→ **EXERCISE GOAL**: Read the material below and tally how many lines hold the word "Batters", giving the number and nothing else.

→ **INPUT ROWS**:
☆ ☆ ☆
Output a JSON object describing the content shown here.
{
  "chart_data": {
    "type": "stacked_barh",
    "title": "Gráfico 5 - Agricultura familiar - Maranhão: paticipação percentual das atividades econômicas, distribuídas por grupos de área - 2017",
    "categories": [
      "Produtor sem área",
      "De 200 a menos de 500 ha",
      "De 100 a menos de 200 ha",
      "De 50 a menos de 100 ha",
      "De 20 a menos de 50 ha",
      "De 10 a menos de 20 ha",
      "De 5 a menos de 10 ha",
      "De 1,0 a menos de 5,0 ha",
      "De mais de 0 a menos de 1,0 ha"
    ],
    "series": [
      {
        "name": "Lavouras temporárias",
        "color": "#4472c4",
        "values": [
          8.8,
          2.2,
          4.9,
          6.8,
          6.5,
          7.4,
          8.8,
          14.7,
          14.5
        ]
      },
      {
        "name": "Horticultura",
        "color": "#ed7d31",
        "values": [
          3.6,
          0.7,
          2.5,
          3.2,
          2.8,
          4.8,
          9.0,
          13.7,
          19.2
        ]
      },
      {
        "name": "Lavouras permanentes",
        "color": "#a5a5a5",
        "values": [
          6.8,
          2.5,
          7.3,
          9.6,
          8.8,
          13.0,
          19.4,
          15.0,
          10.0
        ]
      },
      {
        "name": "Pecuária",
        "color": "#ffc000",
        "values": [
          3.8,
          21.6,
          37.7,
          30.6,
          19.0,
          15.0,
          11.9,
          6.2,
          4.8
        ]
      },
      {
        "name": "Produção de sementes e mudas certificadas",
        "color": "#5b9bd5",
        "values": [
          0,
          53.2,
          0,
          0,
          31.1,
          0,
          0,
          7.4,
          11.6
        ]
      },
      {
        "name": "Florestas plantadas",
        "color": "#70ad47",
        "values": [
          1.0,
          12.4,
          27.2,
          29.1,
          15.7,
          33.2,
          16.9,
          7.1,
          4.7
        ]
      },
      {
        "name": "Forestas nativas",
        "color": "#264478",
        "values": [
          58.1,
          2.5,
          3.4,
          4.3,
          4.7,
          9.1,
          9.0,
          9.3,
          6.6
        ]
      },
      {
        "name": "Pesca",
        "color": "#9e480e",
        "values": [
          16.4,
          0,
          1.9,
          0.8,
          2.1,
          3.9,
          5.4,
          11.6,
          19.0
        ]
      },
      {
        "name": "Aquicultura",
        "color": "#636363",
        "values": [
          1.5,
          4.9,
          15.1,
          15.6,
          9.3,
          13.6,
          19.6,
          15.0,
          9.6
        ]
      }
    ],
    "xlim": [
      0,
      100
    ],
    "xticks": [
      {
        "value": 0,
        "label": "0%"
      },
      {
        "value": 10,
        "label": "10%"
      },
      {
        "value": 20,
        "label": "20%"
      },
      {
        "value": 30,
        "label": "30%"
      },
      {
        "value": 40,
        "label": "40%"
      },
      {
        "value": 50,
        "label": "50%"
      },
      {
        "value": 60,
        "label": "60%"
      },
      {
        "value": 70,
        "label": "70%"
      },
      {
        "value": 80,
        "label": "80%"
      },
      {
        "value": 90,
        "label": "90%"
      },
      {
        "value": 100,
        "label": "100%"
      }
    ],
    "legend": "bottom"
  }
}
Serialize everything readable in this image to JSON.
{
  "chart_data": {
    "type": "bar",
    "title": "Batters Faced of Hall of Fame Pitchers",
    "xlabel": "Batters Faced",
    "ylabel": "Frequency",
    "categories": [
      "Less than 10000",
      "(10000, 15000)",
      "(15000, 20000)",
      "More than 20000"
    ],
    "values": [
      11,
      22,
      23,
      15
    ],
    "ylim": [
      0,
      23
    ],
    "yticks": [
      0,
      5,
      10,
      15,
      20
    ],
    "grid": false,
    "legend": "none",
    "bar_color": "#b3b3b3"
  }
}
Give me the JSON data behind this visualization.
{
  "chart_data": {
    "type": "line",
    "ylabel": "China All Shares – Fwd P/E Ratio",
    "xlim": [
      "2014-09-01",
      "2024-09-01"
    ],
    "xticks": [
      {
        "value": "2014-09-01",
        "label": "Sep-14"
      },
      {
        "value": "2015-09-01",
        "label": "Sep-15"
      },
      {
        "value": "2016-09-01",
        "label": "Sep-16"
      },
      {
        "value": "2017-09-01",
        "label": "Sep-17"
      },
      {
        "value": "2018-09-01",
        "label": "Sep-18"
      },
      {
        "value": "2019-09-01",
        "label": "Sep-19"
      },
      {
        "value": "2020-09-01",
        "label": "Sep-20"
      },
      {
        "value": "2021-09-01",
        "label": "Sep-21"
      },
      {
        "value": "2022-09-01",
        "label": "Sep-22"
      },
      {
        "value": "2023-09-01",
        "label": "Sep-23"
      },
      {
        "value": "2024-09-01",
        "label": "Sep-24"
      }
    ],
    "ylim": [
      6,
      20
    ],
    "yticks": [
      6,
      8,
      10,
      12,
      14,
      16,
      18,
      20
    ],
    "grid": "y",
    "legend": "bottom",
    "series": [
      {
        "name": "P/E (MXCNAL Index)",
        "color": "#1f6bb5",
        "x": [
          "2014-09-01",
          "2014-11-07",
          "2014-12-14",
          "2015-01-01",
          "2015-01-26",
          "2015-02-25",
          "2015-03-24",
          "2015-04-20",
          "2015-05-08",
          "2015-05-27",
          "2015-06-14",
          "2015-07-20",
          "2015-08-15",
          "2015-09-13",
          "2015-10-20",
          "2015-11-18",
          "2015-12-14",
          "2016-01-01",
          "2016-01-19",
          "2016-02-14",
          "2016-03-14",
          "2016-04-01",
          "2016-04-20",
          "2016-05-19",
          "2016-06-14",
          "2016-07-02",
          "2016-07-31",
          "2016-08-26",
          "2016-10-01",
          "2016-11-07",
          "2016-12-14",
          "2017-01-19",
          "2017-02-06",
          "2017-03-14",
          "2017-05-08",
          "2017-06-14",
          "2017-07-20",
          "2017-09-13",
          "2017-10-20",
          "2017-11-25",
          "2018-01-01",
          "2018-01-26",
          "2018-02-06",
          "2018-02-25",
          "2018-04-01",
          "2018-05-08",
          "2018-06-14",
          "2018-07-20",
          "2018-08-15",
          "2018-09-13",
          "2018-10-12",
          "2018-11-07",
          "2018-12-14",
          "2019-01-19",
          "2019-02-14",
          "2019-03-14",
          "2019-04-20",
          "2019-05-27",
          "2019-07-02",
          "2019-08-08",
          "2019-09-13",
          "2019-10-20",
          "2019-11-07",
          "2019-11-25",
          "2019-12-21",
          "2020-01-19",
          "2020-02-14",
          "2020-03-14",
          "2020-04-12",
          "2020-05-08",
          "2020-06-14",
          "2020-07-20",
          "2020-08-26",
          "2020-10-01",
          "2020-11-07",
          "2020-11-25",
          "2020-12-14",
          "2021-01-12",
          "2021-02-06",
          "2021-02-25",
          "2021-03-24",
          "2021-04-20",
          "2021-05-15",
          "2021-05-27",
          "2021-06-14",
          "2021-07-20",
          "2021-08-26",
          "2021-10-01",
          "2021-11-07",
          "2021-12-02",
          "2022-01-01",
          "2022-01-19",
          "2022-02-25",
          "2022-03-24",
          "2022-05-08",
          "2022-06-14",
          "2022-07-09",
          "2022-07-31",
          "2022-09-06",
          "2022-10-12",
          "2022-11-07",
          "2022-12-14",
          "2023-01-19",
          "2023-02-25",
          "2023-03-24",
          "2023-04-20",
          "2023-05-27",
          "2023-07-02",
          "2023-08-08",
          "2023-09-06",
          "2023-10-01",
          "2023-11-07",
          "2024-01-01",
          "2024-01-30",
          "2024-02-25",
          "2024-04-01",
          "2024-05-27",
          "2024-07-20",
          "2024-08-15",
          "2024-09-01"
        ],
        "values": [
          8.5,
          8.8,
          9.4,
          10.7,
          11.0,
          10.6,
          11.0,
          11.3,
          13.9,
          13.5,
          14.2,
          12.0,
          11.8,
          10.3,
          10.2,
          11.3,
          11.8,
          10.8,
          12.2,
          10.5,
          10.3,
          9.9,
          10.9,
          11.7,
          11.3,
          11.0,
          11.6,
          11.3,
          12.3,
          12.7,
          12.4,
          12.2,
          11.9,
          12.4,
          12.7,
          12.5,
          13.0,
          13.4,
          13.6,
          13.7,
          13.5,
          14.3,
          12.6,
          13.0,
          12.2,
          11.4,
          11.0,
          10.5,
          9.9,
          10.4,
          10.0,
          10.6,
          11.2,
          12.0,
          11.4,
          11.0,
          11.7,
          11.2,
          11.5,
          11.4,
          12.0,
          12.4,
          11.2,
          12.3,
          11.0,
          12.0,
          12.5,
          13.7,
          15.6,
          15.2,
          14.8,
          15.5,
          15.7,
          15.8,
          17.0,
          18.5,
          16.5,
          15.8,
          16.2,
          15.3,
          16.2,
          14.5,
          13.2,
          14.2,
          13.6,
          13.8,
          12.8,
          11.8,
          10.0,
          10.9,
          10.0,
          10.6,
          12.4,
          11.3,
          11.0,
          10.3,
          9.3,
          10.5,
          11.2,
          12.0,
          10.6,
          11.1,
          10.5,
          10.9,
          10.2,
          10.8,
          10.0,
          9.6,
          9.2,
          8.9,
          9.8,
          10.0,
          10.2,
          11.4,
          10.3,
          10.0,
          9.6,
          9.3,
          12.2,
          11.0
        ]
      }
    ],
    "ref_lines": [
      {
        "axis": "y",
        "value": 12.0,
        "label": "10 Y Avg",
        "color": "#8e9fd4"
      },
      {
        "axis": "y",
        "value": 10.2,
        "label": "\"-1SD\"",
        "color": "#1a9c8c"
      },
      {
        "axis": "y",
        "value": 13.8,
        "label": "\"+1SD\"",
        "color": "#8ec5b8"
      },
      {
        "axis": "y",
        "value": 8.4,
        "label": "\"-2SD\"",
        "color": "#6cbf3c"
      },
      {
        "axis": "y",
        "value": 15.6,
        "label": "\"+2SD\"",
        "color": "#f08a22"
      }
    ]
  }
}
☆ ☆ ☆
→ **RESPONSE**: 2